╭──
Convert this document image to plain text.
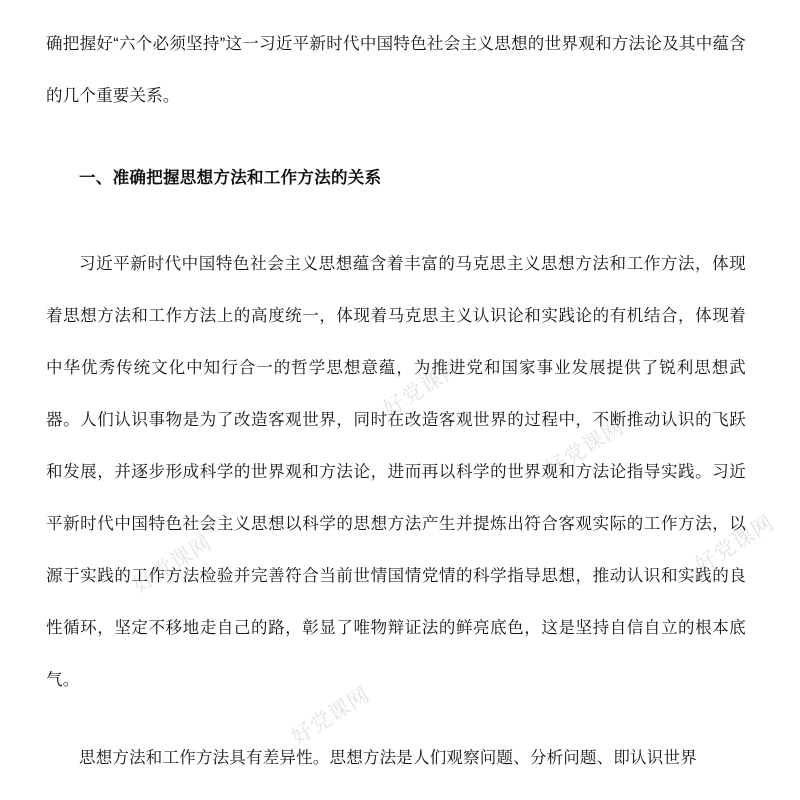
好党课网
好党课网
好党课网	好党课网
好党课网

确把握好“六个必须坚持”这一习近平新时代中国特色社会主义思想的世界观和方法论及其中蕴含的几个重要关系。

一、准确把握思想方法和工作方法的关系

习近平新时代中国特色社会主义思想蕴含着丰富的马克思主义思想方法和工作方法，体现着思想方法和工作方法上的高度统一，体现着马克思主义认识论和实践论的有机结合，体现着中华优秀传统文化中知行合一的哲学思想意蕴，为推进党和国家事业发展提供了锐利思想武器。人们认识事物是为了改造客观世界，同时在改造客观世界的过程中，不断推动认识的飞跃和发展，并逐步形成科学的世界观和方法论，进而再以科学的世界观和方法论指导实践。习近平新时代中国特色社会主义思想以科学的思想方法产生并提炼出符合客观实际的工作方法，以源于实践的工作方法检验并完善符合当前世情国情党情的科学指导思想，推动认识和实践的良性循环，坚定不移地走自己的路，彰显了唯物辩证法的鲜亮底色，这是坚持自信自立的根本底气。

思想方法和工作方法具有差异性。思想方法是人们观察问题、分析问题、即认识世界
╰──
╭──
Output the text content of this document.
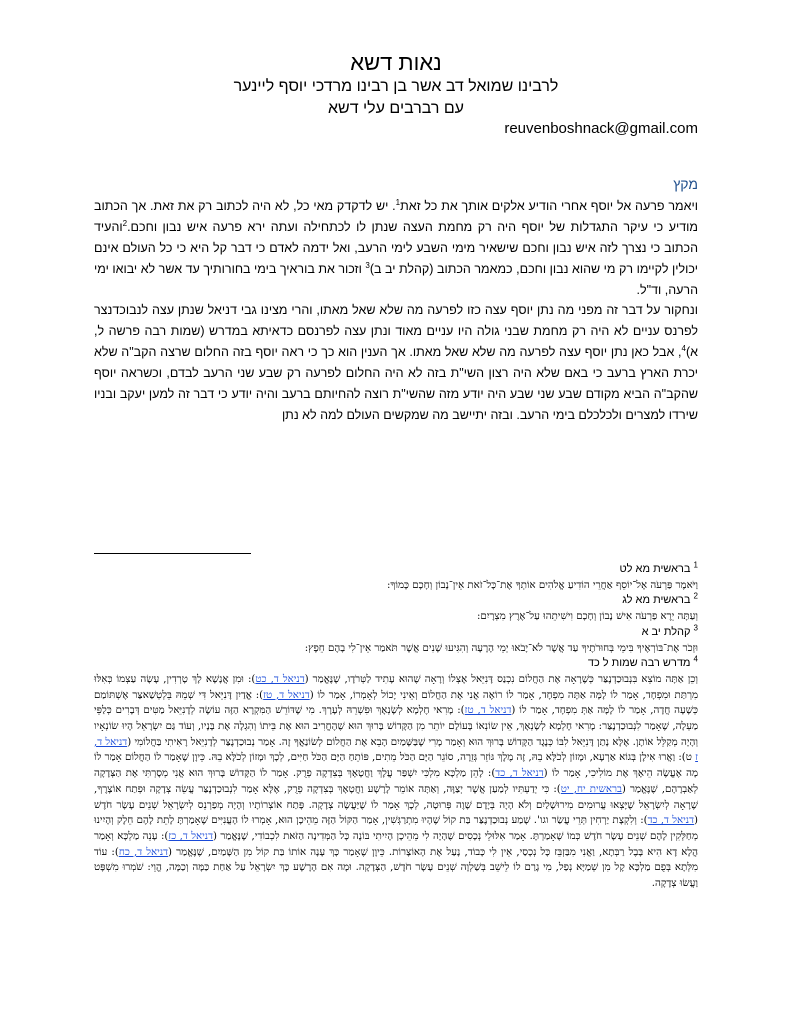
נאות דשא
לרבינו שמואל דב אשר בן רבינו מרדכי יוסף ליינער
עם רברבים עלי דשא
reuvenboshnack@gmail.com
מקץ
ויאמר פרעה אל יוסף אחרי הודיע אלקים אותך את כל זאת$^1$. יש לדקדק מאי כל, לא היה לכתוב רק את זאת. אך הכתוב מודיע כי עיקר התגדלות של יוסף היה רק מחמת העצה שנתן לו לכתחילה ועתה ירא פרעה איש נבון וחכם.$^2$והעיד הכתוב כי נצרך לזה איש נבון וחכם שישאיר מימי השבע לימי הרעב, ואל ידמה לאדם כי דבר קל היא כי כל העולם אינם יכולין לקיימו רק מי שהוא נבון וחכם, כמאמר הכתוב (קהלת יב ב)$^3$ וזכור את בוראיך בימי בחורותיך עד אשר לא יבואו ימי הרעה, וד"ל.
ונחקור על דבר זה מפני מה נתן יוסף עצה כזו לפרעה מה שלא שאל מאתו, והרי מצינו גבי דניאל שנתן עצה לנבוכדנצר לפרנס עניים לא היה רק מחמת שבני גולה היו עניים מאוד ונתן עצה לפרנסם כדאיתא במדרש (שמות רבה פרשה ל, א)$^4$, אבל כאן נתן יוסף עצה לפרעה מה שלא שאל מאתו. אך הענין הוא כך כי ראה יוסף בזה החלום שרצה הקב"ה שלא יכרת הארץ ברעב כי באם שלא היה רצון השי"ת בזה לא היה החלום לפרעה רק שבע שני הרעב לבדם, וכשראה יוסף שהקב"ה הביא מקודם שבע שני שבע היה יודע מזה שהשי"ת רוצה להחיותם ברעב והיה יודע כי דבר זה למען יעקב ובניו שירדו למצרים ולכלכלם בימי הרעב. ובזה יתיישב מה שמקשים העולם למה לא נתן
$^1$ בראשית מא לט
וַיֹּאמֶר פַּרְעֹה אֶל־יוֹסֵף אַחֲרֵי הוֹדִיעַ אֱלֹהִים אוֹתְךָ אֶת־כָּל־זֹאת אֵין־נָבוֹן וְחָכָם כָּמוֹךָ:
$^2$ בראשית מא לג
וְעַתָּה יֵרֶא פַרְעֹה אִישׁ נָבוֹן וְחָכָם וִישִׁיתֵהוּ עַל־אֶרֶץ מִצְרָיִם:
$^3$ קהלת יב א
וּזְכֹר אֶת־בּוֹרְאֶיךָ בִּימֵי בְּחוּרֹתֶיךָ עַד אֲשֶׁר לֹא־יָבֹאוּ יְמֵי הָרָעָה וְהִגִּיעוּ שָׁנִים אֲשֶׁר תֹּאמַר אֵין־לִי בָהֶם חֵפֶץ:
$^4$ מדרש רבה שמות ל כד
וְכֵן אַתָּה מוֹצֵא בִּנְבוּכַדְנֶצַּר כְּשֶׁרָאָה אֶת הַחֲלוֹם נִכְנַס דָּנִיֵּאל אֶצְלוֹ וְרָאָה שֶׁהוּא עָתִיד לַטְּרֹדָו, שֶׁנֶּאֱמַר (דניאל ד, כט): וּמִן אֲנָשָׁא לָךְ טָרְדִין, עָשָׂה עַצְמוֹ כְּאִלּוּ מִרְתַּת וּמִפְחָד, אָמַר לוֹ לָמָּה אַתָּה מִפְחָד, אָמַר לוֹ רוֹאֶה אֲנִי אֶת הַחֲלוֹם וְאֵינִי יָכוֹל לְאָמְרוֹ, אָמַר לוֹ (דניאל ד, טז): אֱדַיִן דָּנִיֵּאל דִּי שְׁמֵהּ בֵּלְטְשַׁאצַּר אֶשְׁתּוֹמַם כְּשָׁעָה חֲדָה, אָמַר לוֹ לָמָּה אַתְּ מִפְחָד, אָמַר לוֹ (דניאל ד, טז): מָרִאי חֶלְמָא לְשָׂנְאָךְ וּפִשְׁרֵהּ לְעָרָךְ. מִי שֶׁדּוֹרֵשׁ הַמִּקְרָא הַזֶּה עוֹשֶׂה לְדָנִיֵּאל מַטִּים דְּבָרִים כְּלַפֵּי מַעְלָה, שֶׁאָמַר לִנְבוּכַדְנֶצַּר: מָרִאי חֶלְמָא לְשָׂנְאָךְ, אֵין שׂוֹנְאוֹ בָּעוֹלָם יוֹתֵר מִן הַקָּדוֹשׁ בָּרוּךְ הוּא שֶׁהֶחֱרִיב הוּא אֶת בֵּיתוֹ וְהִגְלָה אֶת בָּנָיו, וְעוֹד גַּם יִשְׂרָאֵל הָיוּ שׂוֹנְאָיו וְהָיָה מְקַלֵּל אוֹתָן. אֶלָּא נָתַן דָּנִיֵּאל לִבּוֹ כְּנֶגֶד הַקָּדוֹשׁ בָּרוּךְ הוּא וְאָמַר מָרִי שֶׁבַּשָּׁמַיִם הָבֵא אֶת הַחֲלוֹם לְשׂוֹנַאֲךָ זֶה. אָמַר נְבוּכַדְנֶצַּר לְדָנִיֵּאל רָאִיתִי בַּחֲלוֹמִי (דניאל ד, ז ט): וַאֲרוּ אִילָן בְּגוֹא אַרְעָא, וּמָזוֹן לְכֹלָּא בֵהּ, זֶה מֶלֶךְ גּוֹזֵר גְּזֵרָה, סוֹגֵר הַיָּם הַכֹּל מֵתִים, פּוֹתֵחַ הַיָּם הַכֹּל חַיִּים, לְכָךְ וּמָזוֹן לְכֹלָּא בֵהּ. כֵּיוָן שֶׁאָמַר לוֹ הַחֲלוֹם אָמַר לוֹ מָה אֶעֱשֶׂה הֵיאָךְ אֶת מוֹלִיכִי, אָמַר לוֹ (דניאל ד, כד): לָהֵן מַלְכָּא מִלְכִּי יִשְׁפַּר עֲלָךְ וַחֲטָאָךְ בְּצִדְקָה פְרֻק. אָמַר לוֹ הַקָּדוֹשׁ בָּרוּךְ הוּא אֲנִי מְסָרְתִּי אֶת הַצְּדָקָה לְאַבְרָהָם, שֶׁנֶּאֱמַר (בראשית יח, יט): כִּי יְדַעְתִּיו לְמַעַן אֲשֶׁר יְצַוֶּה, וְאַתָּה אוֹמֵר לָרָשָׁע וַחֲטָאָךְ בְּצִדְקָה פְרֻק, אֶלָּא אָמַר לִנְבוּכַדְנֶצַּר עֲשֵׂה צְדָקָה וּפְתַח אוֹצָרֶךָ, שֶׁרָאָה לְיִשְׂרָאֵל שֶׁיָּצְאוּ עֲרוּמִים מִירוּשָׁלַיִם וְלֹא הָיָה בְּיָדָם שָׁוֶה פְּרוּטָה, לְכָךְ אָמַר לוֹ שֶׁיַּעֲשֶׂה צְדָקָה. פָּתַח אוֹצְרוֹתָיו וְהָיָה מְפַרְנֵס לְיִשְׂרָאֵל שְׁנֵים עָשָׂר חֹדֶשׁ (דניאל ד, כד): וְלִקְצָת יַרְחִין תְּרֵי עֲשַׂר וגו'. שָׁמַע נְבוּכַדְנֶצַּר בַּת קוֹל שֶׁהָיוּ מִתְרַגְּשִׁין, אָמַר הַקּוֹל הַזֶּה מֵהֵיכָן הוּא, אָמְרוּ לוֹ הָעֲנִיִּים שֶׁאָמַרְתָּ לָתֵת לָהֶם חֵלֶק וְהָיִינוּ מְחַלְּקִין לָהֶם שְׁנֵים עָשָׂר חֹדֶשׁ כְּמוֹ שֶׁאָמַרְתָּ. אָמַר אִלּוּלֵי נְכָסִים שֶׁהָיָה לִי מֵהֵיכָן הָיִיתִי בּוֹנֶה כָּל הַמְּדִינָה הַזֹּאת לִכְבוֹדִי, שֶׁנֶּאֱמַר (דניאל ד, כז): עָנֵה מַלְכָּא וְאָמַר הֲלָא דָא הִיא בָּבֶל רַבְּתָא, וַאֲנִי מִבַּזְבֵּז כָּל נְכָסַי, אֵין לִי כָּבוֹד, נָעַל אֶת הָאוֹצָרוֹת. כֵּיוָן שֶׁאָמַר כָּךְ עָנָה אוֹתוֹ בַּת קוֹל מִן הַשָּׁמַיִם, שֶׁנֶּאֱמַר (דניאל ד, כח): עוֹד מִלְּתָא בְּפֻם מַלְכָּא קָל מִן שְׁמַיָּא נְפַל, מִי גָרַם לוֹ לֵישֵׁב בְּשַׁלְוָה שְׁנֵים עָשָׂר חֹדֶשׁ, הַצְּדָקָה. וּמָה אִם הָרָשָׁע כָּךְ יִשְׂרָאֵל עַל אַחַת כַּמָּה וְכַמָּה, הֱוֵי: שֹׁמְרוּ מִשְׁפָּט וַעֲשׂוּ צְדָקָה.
╰──
╭──
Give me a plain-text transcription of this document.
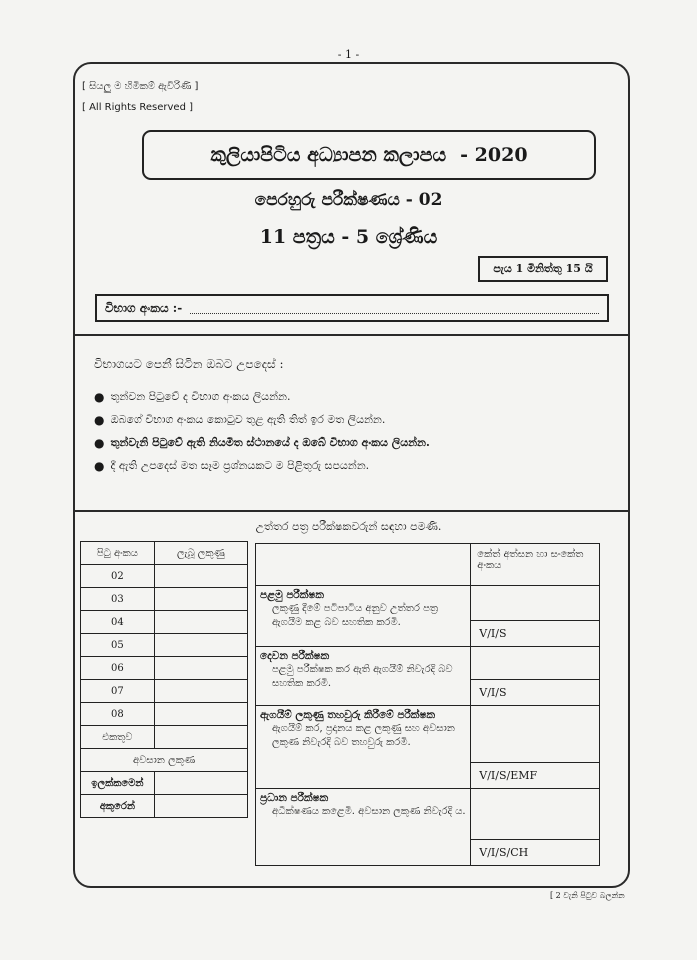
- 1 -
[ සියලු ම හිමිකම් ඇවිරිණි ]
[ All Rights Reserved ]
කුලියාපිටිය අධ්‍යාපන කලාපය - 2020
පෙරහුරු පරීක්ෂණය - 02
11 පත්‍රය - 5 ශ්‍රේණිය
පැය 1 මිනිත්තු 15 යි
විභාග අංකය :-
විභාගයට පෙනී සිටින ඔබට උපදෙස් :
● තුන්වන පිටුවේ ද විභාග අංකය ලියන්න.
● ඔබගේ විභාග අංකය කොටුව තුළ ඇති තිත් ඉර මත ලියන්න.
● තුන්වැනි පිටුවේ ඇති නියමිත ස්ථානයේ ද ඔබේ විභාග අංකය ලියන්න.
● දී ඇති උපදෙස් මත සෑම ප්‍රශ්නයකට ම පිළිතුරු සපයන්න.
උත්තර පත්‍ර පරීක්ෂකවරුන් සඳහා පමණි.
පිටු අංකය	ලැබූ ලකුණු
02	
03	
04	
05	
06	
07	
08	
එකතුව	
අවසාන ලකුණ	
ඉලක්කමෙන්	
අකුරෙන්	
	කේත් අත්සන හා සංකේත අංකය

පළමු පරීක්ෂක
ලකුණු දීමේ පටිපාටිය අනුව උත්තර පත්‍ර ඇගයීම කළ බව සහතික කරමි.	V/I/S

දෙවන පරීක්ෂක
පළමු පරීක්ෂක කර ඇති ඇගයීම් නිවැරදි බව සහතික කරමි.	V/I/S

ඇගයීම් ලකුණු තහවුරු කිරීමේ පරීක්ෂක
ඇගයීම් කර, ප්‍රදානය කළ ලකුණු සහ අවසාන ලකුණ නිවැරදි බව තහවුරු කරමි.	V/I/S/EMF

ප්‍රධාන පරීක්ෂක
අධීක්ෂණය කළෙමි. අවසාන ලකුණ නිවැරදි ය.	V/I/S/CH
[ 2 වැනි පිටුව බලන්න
╰──
**Short problem:**
Among the entries above, how many lines hold the string "הרעב"? Give the number by itself.

**Solved exercise:**
2